══ Data for processing ══

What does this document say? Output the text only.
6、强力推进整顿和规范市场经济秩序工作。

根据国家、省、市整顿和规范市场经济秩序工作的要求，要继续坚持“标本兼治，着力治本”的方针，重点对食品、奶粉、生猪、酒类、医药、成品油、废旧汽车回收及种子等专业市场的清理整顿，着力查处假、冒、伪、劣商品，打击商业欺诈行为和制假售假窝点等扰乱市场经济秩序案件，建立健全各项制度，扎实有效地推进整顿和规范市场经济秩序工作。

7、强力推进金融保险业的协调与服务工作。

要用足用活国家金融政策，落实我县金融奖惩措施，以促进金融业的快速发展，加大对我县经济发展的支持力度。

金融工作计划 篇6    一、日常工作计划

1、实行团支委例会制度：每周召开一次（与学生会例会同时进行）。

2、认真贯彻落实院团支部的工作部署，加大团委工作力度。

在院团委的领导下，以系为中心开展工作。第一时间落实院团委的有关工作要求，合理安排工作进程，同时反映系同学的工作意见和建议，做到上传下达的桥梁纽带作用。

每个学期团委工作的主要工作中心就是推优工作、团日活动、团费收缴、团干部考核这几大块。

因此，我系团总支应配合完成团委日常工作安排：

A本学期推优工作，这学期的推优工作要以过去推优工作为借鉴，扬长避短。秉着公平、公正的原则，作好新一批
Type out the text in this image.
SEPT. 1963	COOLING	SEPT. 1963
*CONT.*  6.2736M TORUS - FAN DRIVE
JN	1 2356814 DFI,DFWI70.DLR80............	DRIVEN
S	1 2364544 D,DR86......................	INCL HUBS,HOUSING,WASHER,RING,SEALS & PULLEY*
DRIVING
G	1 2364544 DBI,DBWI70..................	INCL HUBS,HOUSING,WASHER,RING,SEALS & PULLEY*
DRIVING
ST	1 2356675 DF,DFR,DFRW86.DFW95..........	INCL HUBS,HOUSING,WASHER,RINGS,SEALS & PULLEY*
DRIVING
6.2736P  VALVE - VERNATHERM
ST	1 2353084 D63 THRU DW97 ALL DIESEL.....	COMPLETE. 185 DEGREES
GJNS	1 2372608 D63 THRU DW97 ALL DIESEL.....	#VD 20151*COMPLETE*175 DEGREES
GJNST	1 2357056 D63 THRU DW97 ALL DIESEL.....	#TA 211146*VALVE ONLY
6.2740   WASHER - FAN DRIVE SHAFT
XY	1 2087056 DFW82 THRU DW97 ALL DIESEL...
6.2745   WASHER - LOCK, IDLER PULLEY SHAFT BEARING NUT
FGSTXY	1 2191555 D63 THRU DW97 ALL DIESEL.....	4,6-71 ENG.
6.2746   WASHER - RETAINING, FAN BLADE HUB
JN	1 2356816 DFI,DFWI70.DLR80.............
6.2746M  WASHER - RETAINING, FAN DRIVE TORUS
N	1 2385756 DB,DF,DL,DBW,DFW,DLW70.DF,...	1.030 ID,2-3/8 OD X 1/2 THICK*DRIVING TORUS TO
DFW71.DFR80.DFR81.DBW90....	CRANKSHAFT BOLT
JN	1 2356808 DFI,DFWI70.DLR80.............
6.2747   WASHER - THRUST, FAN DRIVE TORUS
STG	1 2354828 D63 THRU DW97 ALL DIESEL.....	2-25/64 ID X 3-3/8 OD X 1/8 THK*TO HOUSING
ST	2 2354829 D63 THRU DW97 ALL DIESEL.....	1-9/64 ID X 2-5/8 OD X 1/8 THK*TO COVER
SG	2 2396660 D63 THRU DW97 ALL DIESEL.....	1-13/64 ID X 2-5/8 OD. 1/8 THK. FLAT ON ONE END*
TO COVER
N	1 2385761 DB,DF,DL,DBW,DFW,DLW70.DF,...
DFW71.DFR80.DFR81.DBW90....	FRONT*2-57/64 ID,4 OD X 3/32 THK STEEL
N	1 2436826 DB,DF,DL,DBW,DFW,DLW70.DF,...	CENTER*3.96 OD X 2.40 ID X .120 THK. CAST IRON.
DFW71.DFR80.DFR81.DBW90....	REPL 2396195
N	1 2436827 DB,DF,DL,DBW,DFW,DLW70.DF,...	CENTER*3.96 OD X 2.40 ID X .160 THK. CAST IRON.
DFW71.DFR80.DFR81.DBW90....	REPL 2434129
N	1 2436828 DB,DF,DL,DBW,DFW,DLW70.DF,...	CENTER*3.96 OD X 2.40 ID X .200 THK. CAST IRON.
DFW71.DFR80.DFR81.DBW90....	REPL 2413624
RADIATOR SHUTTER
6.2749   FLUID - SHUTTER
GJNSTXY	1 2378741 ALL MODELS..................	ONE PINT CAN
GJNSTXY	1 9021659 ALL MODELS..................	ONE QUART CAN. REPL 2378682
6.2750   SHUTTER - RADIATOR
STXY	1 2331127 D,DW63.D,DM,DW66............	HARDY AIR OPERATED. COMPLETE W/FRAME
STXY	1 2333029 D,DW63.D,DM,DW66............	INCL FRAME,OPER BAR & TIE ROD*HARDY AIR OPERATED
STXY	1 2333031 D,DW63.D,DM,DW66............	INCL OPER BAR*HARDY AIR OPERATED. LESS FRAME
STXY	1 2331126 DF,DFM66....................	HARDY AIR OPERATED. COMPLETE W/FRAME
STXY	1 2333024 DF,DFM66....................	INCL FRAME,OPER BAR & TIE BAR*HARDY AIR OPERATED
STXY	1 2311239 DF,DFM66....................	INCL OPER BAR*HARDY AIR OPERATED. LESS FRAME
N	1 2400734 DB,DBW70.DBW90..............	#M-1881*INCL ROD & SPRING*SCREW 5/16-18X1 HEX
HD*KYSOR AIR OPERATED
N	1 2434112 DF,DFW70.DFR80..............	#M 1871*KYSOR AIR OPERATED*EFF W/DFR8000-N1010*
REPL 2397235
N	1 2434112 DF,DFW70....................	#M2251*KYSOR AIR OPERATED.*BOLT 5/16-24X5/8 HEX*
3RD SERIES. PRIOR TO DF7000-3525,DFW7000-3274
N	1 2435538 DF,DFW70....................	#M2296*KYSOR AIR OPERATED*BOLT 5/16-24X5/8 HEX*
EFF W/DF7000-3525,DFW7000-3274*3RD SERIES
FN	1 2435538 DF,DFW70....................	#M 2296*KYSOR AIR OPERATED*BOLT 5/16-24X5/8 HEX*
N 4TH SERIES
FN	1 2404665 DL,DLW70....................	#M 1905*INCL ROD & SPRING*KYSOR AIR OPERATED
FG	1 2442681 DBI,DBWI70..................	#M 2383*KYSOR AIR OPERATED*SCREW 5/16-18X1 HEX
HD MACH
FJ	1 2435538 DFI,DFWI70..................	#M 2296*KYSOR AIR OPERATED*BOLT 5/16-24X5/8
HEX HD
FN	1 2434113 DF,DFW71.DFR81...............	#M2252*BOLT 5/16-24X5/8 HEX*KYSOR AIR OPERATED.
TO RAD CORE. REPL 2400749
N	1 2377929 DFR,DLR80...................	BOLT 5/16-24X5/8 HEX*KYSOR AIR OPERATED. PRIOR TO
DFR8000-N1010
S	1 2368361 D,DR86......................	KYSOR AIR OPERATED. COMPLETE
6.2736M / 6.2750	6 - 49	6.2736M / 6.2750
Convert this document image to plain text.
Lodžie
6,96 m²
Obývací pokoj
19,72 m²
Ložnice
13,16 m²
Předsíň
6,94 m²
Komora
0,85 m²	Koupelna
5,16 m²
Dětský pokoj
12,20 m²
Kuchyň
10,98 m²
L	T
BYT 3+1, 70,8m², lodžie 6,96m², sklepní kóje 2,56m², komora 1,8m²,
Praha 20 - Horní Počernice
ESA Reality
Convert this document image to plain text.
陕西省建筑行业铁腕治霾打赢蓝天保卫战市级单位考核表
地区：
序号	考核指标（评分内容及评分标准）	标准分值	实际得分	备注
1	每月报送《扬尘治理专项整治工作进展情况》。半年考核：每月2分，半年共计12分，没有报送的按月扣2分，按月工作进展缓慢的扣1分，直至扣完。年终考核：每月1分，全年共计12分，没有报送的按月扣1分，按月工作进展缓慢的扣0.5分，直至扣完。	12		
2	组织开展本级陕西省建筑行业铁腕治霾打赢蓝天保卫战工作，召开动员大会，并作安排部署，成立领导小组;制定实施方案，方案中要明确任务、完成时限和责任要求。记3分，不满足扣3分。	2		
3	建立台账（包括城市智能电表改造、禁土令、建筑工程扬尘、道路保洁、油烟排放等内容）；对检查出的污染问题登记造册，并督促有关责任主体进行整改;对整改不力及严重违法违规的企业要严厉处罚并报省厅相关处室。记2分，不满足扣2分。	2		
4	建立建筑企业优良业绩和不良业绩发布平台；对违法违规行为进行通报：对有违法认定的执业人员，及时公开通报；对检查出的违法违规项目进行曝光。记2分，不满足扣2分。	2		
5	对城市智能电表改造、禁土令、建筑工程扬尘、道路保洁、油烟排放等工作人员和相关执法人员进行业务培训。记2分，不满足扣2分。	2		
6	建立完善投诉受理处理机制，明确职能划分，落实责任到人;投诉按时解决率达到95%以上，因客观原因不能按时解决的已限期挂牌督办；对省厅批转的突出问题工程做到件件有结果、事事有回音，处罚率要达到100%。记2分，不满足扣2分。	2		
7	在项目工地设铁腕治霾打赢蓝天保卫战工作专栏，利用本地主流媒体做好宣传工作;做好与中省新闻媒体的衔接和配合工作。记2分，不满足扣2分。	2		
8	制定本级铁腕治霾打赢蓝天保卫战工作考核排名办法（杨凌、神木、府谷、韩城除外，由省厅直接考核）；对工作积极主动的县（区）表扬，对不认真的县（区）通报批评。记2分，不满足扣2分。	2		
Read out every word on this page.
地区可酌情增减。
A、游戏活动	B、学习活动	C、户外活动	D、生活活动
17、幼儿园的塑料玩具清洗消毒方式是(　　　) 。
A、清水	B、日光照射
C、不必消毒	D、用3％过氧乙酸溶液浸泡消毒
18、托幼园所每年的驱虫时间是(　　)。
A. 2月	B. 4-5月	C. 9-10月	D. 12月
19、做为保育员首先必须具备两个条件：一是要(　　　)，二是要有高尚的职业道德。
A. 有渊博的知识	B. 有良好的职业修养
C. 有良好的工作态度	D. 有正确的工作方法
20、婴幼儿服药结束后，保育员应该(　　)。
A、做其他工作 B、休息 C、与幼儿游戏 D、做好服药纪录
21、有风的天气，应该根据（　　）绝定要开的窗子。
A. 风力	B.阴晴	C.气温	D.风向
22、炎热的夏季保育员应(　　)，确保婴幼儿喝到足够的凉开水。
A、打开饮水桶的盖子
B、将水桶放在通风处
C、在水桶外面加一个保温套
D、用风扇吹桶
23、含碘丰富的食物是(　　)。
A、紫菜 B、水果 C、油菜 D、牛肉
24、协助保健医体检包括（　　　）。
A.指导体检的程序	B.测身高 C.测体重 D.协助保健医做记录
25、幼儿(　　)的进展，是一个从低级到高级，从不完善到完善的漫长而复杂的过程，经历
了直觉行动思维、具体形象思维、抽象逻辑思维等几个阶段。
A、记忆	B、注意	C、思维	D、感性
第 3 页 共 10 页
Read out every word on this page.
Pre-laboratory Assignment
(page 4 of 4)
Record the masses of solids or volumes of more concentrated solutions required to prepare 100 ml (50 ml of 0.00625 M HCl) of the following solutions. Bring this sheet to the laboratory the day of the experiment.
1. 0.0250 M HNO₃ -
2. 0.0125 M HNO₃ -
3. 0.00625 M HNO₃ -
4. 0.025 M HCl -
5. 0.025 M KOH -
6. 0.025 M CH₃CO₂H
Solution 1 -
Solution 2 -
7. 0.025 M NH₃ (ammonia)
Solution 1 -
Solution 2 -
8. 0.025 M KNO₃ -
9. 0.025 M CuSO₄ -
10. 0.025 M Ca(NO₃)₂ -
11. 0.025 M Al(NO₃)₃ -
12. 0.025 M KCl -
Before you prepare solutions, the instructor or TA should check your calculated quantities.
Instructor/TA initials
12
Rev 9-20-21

═══

**What to work on:**
Examine the records and pull out every line where the string "REPL" occurs.

**Task output:**
DFW71.DFR80.DFR81.DBW90....	REPL 2396195
DFW71.DFR80.DFR81.DBW90....	REPL 2434129
DFW71.DFR80.DFR81.DBW90....	REPL 2413624
GJNSTXY	1 9021659 ALL MODELS..................	ONE QUART CAN. REPL 2378682
REPL 2397235
TO RAD CORE. REPL 2400749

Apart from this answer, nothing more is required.